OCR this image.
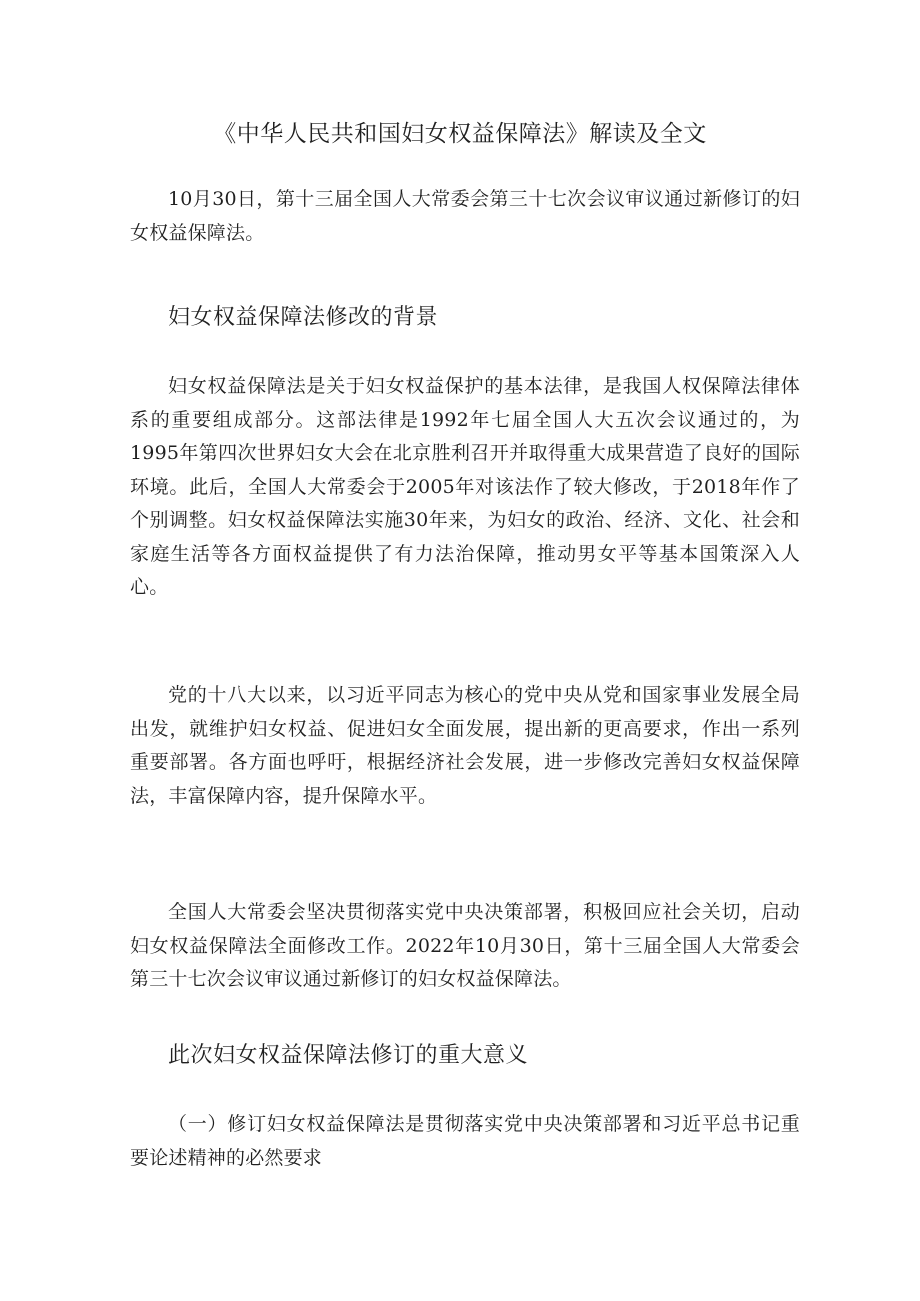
《中华人民共和国妇女权益保障法》解读及全文

10月30日，第十三届全国人大常委会第三十七次会议审议通过新修订的妇女权益保障法。

妇女权益保障法修改的背景

妇女权益保障法是关于妇女权益保护的基本法律，是我国人权保障法律体系的重要组成部分。这部法律是1992年七届全国人大五次会议通过的，为1995年第四次世界妇女大会在北京胜利召开并取得重大成果营造了良好的国际环境。此后，全国人大常委会于2005年对该法作了较大修改，于2018年作了个别调整。妇女权益保障法实施30年来，为妇女的政治、经济、文化、社会和家庭生活等各方面权益提供了有力法治保障，推动男女平等基本国策深入人心。

党的十八大以来，以习近平同志为核心的党中央从党和国家事业发展全局出发，就维护妇女权益、促进妇女全面发展，提出新的更高要求，作出一系列重要部署。各方面也呼吁，根据经济社会发展，进一步修改完善妇女权益保障法，丰富保障内容，提升保障水平。

全国人大常委会坚决贯彻落实党中央决策部署，积极回应社会关切，启动妇女权益保障法全面修改工作。2022年10月30日，第十三届全国人大常委会第三十七次会议审议通过新修订的妇女权益保障法。

此次妇女权益保障法修订的重大意义

（一）修订妇女权益保障法是贯彻落实党中央决策部署和习近平总书记重要论述精神的必然要求
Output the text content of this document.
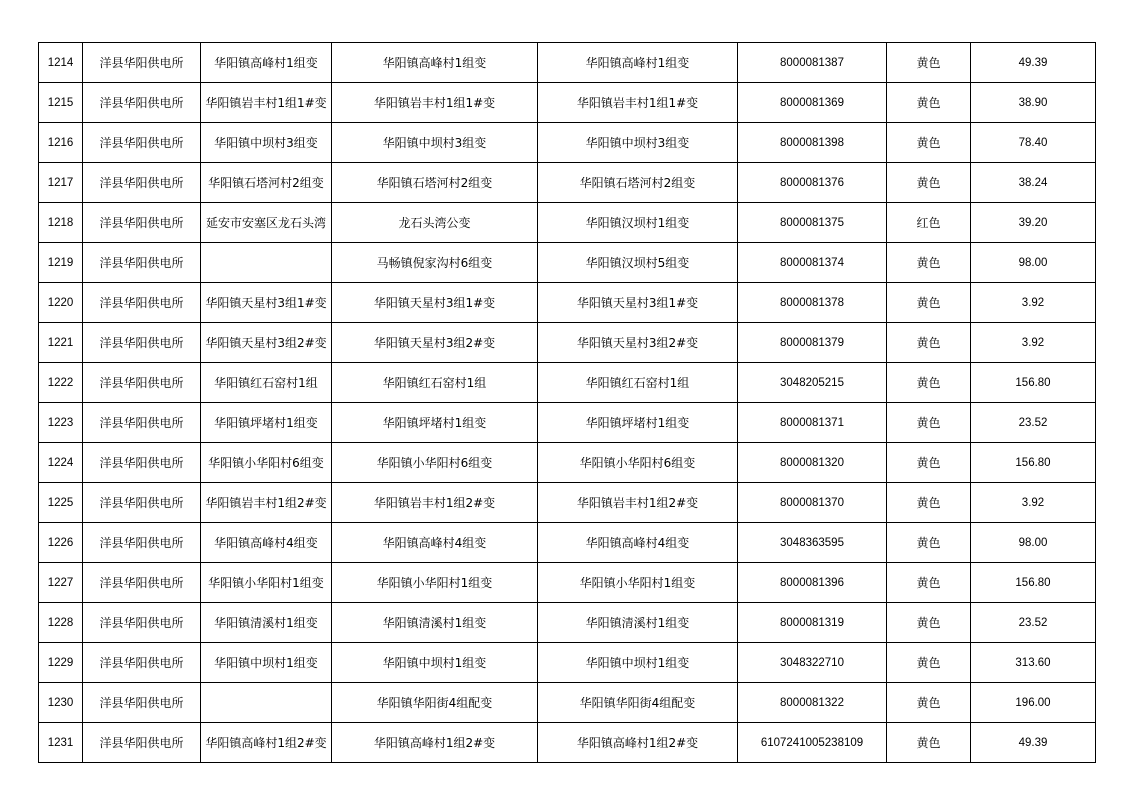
1214	洋县华阳供电所	华阳镇高峰村1组变	华阳镇高峰村1组变	华阳镇高峰村1组变	8000081387	黄色	49.39
1215	洋县华阳供电所	华阳镇岩丰村1组1#变	华阳镇岩丰村1组1#变	华阳镇岩丰村1组1#变	8000081369	黄色	38.90
1216	洋县华阳供电所	华阳镇中坝村3组变	华阳镇中坝村3组变	华阳镇中坝村3组变	8000081398	黄色	78.40
1217	洋县华阳供电所	华阳镇石塔河村2组变	华阳镇石塔河村2组变	华阳镇石塔河村2组变	8000081376	黄色	38.24
1218	洋县华阳供电所	延安市安塞区龙石头湾	龙石头湾公变	华阳镇汉坝村1组变	8000081375	红色	39.20
1219	洋县华阳供电所		马畅镇倪家沟村6组变	华阳镇汉坝村5组变	8000081374	黄色	98.00
1220	洋县华阳供电所	华阳镇天星村3组1#变	华阳镇天星村3组1#变	华阳镇天星村3组1#变	8000081378	黄色	3.92
1221	洋县华阳供电所	华阳镇天星村3组2#变	华阳镇天星村3组2#变	华阳镇天星村3组2#变	8000081379	黄色	3.92
1222	洋县华阳供电所	华阳镇红石窑村1组	华阳镇红石窑村1组	华阳镇红石窑村1组	3048205215	黄色	156.80
1223	洋县华阳供电所	华阳镇坪堵村1组变	华阳镇坪堵村1组变	华阳镇坪堵村1组变	8000081371	黄色	23.52
1224	洋县华阳供电所	华阳镇小华阳村6组变	华阳镇小华阳村6组变	华阳镇小华阳村6组变	8000081320	黄色	156.80
1225	洋县华阳供电所	华阳镇岩丰村1组2#变	华阳镇岩丰村1组2#变	华阳镇岩丰村1组2#变	8000081370	黄色	3.92
1226	洋县华阳供电所	华阳镇高峰村4组变	华阳镇高峰村4组变	华阳镇高峰村4组变	3048363595	黄色	98.00
1227	洋县华阳供电所	华阳镇小华阳村1组变	华阳镇小华阳村1组变	华阳镇小华阳村1组变	8000081396	黄色	156.80
1228	洋县华阳供电所	华阳镇清溪村1组变	华阳镇清溪村1组变	华阳镇清溪村1组变	8000081319	黄色	23.52
1229	洋县华阳供电所	华阳镇中坝村1组变	华阳镇中坝村1组变	华阳镇中坝村1组变	3048322710	黄色	313.60
1230	洋县华阳供电所		华阳镇华阳街4组配变	华阳镇华阳街4组配变	8000081322	黄色	196.00
1231	洋县华阳供电所	华阳镇高峰村1组2#变	华阳镇高峰村1组2#变	华阳镇高峰村1组2#变	6107241005238109	黄色	49.39
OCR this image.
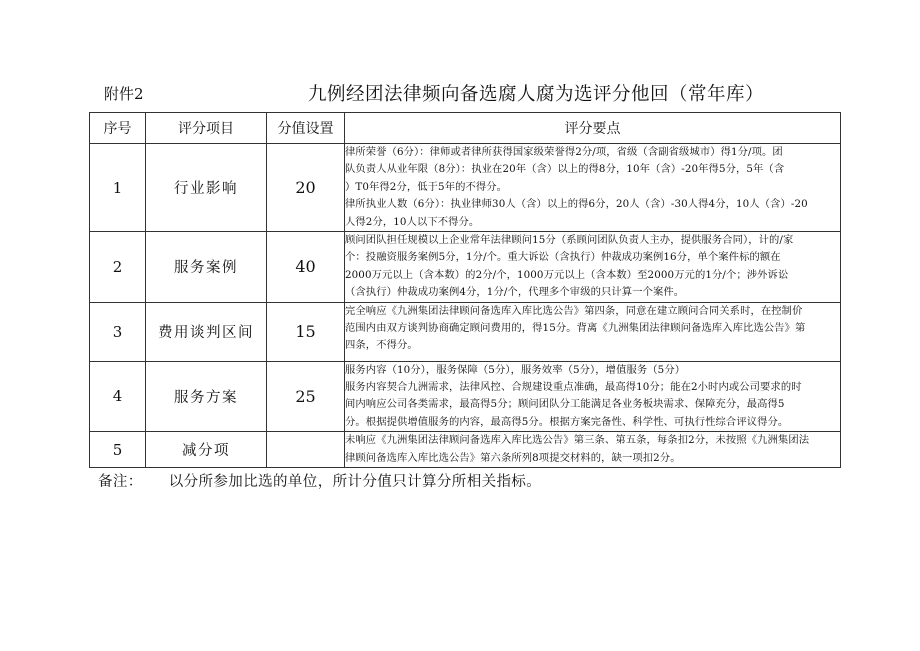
附件2	九例经团法律频向备选腐人腐为选评分他回（常年库）
序号	评分项目	分值设置	评分要点
1	行业影响	20	律所荣誉（6分）：律师或者律所获得国家级荣誉得2分/项，省级（含副省级城市）得1分/项。团
队负责人从业年限（8分）：执业在20年（含）以上的得8分，10年（含）-20年得5分，5年（含
）T0年得2分，低于5年的不得分。
律所执业人数（6分）：执业律师30人（含）以上的得6分，20人（含）-30人得4分，10人（含）-20
人得2分，10人以下不得分。

2	服务案例	40	顾问团队担任规模以上企业常年法律顾问15分（系顾问团队负责人主办，提供服务合同），计的/家
个：投融资服务案例5分，1分/个。重大诉讼（含执行）仲裁成功案例16分，单个案件标的额在
2000万元以上（含本数）的2分/个，1000万元以上（含本数）至2000万元的1分/个；涉外诉讼
（含执行）仲裁成功案例4分，1分/个，代理多个审级的只计算一个案件。

3	费用谈判区间	15	完全响应《九洲集团法律顾问备选库入库比选公告》第四条，同意在建立顾问合同关系时，在控制价
范围内由双方谈判协商确定顾问费用的，得15分。背离《九洲集团法律顾问备选库入库比选公告》第
四条，不得分。

4	服务方案	25	服务内容（10分），服务保障（5分），服务效率（5分），增值服务（5分）
服务内容契合九洲需求，法律风控、合规建设重点准确，最高得10分；能在2小时内或公司要求的时
间内响应公司各类需求，最高得5分；顾问团队分工能满足各业务板块需求、保障充分，最高得5
分。根据提供增值服务的内容，最高得5分。根据方案完备性、科学性、可执行性综合评议得分。

5	减分项		未响应《九洲集团法律顾问备选库入库比选公告》第三条、第五条，每条扣2分，未按照《九洲集团法
律顾问备选库入库比选公告》第六条所列8项提交材料的，缺一项扣2分。
备注： 以分所参加比选的单位，所计分值只计算分所相关指标。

▶ **Goal of the exercise**:
Determine how many lines include the word "第十三届全国人大常委会第三十七次会议审议通过新修订的妇女权益保障法" and report that number by itself.

▶ **Problem solution**:
2